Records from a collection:
----------------
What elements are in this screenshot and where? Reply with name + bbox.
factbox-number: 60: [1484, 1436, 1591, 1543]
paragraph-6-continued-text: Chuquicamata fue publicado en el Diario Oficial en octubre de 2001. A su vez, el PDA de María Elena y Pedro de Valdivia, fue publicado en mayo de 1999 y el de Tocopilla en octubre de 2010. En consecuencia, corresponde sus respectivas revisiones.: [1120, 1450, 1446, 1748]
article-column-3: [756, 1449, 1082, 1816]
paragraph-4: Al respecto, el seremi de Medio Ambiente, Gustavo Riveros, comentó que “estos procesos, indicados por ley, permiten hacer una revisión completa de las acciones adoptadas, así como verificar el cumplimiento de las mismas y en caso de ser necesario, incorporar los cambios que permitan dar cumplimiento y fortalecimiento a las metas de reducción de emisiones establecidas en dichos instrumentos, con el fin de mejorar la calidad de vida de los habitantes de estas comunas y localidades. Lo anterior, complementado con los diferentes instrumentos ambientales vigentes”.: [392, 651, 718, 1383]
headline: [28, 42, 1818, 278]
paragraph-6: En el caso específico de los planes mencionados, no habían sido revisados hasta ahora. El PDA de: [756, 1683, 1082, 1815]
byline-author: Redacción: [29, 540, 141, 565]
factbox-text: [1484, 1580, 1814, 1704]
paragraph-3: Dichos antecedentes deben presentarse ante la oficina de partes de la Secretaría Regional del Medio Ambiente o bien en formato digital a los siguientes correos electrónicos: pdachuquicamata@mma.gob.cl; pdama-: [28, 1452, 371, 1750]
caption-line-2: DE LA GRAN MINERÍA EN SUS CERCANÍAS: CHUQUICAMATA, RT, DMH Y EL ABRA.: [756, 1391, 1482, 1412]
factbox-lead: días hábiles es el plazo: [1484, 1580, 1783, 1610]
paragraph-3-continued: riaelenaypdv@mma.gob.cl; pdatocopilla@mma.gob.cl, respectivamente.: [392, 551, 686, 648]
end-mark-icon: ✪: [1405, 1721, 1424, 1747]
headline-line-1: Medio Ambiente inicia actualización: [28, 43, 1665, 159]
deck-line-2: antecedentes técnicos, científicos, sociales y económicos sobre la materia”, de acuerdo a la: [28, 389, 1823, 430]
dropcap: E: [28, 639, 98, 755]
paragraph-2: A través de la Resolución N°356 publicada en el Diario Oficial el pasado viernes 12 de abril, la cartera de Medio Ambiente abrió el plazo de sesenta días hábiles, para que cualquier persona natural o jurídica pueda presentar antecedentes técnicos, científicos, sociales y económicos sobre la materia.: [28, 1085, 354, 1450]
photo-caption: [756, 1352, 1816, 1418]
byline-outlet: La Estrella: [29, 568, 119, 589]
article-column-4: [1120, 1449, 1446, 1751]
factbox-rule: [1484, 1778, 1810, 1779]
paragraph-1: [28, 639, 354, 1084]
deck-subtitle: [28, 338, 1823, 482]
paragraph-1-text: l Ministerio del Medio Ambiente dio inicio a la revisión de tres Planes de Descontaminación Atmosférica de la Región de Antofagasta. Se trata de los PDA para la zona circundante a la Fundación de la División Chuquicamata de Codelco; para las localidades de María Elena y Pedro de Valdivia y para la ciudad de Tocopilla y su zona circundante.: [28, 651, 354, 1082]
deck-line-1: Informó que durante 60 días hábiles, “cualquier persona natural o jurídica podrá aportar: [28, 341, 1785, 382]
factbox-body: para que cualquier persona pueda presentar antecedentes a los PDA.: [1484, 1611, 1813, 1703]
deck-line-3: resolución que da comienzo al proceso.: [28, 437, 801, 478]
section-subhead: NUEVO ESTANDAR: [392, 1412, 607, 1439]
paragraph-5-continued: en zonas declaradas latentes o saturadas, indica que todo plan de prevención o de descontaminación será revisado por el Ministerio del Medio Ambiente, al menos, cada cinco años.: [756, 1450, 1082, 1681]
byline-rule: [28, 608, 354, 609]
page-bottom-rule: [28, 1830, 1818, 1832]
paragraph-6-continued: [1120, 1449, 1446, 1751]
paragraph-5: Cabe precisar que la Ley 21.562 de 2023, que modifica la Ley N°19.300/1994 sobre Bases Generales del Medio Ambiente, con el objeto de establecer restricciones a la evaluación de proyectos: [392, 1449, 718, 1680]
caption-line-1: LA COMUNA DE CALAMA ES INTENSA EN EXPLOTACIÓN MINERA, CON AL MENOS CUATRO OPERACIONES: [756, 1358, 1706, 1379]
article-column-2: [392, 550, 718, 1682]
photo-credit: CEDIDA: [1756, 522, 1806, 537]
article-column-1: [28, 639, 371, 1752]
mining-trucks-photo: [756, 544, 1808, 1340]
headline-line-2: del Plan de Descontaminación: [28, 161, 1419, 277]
----------------
> **EXERCISE DETAILS**: Copy out every one of the lines above without changing anything.

> **EXERCISE RESPONSE**:
What elements are in this screenshot and where? Reply with name + bbox.
factbox-number: 60: [1484, 1436, 1591, 1543]
paragraph-6-continued-text: Chuquicamata fue publicado en el Diario Oficial en octubre de 2001. A su vez, el PDA de María Elena y Pedro de Valdivia, fue publicado en mayo de 1999 y el de Tocopilla en octubre de 2010. En consecuencia, corresponde sus respectivas revisiones.: [1120, 1450, 1446, 1748]
article-column-3: [756, 1449, 1082, 1816]
paragraph-4: Al respecto, el seremi de Medio Ambiente, Gustavo Riveros, comentó que “estos procesos, indicados por ley, permiten hacer una revisión completa de las acciones adoptadas, así como verificar el cumplimiento de las mismas y en caso de ser necesario, incorporar los cambios que permitan dar cumplimiento y fortalecimiento a las metas de reducción de emisiones establecidas en dichos instrumentos, con el fin de mejorar la calidad de vida de los habitantes de estas comunas y localidades. Lo anterior, complementado con los diferentes instrumentos ambientales vigentes”.: [392, 651, 718, 1383]
headline: [28, 42, 1818, 278]
paragraph-6: En el caso específico de los planes mencionados, no habían sido revisados hasta ahora. El PDA de: [756, 1683, 1082, 1815]
byline-author: Redacción: [29, 540, 141, 565]
factbox-text: [1484, 1580, 1814, 1704]
paragraph-3: Dichos antecedentes deben presentarse ante la oficina de partes de la Secretaría Regional del Medio Ambiente o bien en formato digital a los siguientes correos electrónicos: pdachuquicamata@mma.gob.cl; pdama-: [28, 1452, 371, 1750]
caption-line-2: DE LA GRAN MINERÍA EN SUS CERCANÍAS: CHUQUICAMATA, RT, DMH Y EL ABRA.: [756, 1391, 1482, 1412]
factbox-lead: días hábiles es el plazo: [1484, 1580, 1783, 1610]
paragraph-3-continued: riaelenaypdv@mma.gob.cl; pdatocopilla@mma.gob.cl, respectivamente.: [392, 551, 686, 648]
end-mark-icon: ✪: [1405, 1721, 1424, 1747]
headline-line-1: Medio Ambiente inicia actualización: [28, 43, 1665, 159]
deck-line-2: antecedentes técnicos, científicos, sociales y económicos sobre la materia”, de acuerdo a la: [28, 389, 1823, 430]
dropcap: E: [28, 639, 98, 755]
paragraph-2: A través de la Resolución N°356 publicada en el Diario Oficial el pasado viernes 12 de abril, la cartera de Medio Ambiente abrió el plazo de sesenta días hábiles, para que cualquier persona natural o jurídica pueda presentar antecedentes técnicos, científicos, sociales y económicos sobre la materia.: [28, 1085, 354, 1450]
photo-caption: [756, 1352, 1816, 1418]
byline-outlet: La Estrella: [29, 568, 119, 589]
article-column-4: [1120, 1449, 1446, 1751]
factbox-rule: [1484, 1778, 1810, 1779]
paragraph-1: [28, 639, 354, 1084]
deck-subtitle: [28, 338, 1823, 482]
paragraph-1-text: l Ministerio del Medio Ambiente dio inicio a la revisión de tres Planes de Descontaminación Atmosférica de la Región de Antofagasta. Se trata de los PDA para la zona circundante a la Fundación de la División Chuquicamata de Codelco; para las localidades de María Elena y Pedro de Valdivia y para la ciudad de Tocopilla y su zona circundante.: [28, 651, 354, 1082]
deck-line-1: Informó que durante 60 días hábiles, “cualquier persona natural o jurídica podrá aportar: [28, 341, 1785, 382]
factbox-body: para que cualquier persona pueda presentar antecedentes a los PDA.: [1484, 1611, 1813, 1703]
deck-line-3: resolución que da comienzo al proceso.: [28, 437, 801, 478]
section-subhead: NUEVO ESTANDAR: [392, 1412, 607, 1439]
paragraph-5-continued: en zonas declaradas latentes o saturadas, indica que todo plan de prevención o de descontaminación será revisado por el Ministerio del Medio Ambiente, al menos, cada cinco años.: [756, 1450, 1082, 1681]
byline-rule: [28, 608, 354, 609]
page-bottom-rule: [28, 1830, 1818, 1832]
paragraph-6-continued: [1120, 1449, 1446, 1751]
paragraph-5: Cabe precisar que la Ley 21.562 de 2023, que modifica la Ley N°19.300/1994 sobre Bases Generales del Medio Ambiente, con el objeto de establecer restricciones a la evaluación de proyectos: [392, 1449, 718, 1680]
caption-line-1: LA COMUNA DE CALAMA ES INTENSA EN EXPLOTACIÓN MINERA, CON AL MENOS CUATRO OPERACIONES: [756, 1358, 1706, 1379]
article-column-2: [392, 550, 718, 1682]
photo-credit: CEDIDA: [1756, 522, 1806, 537]
article-column-1: [28, 639, 371, 1752]
mining-trucks-photo: [756, 544, 1808, 1340]
headline-line-2: del Plan de Descontaminación: [28, 161, 1419, 277]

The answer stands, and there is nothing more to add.